**Task to carry out**. Print the entries verbatim, leaving out the images they contain.

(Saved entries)
- - - - - - -

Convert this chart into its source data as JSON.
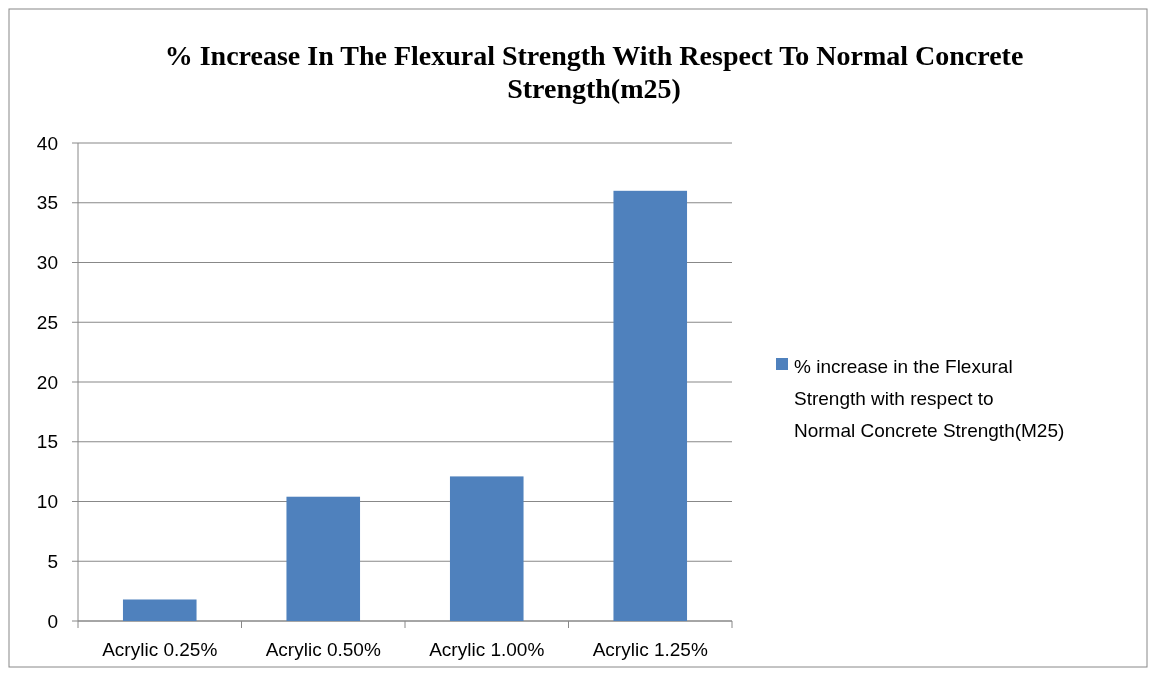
{
  "chart_data": {
    "type": "bar",
    "title": "% Increase In The Flexural Strength With Respect To Normal Concrete Strength(m25)",
    "categories": [
      "Acrylic 0.25%",
      "Acrylic 0.50%",
      "Acrylic 1.00%",
      "Acrylic 1.25%"
    ],
    "series": [
      {
        "name": "% increase in the Flexural Strength with respect to Normal Concrete Strength(M25)",
        "color": "#4f81bd",
        "values": [
          1.8,
          10.4,
          12.1,
          36
        ]
      }
    ],
    "ylim": [
      0,
      40
    ],
    "yticks": [
      0,
      5,
      10,
      15,
      20,
      25,
      30,
      35,
      40
    ],
    "grid": "y",
    "legend": "right"
  }
}
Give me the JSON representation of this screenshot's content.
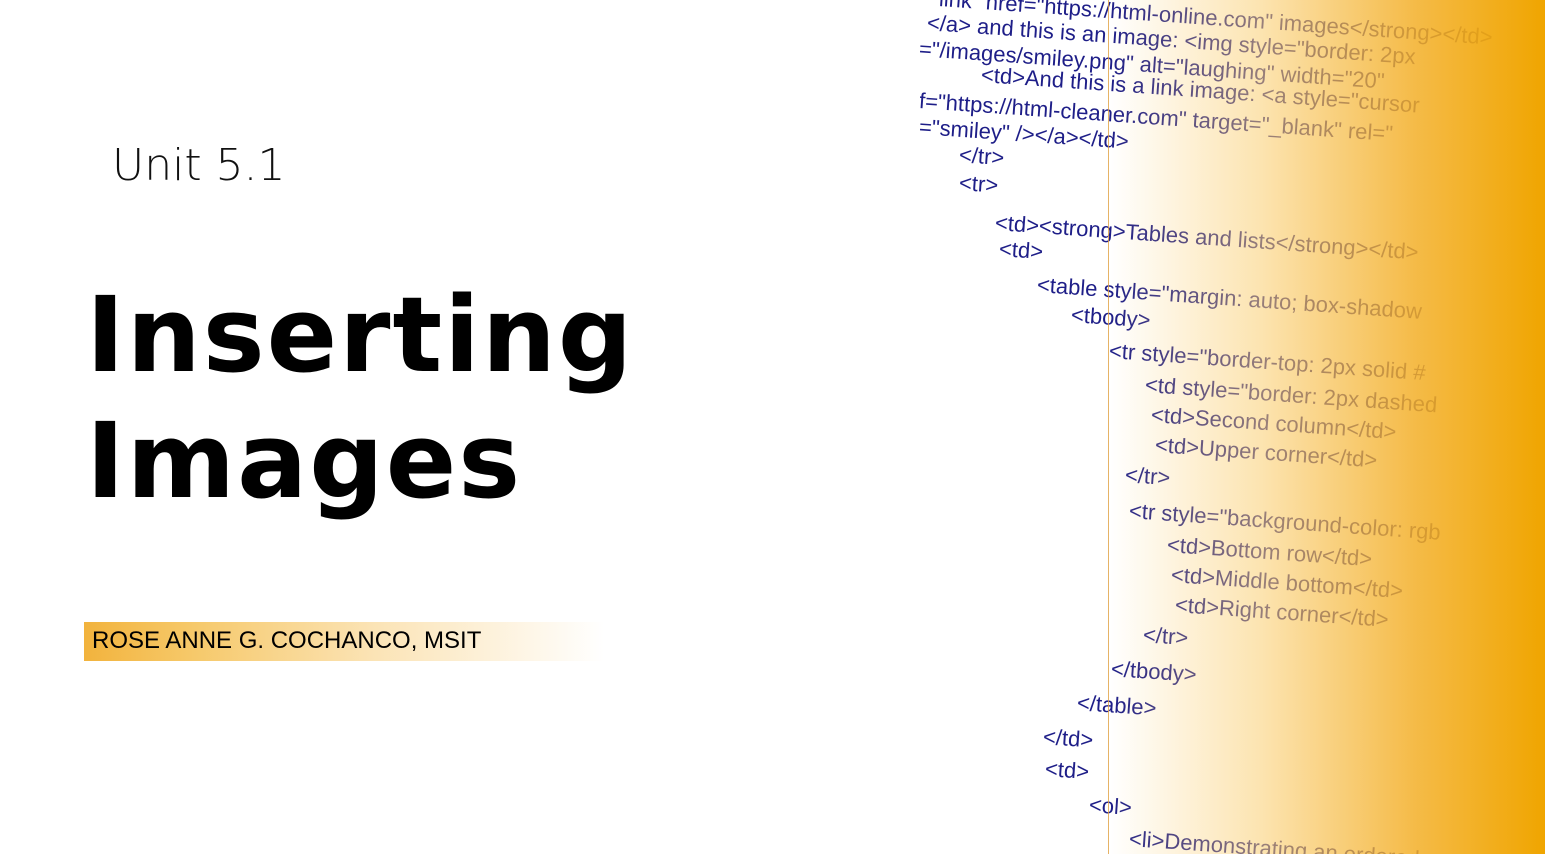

- - - - - - -

**Final result**.
Convert this chart into its source data as JSON.
{
  "chart_data": {
    "type": "bar",
    "title": "% Increase In The Flexural Strength With Respect To Normal Concrete Strength(m25)",
    "categories": [
      "Acrylic 0.25%",
      "Acrylic 0.50%",
      "Acrylic 1.00%",
      "Acrylic 1.25%"
    ],
    "series": [
      {
        "name": "% increase in the Flexural Strength with respect to Normal Concrete Strength(M25)",
        "color": "#4f81bd",
        "values": [
          1.8,
          10.4,
          12.1,
          36
        ]
      }
    ],
    "ylim": [
      0,
      40
    ],
    "yticks": [
      0,
      5,
      10,
      15,
      20,
      25,
      30,
      35,
      40
    ],
    "grid": "y",
    "legend": "right"
  }
}
Give me the JSON representation of this screenshot's content.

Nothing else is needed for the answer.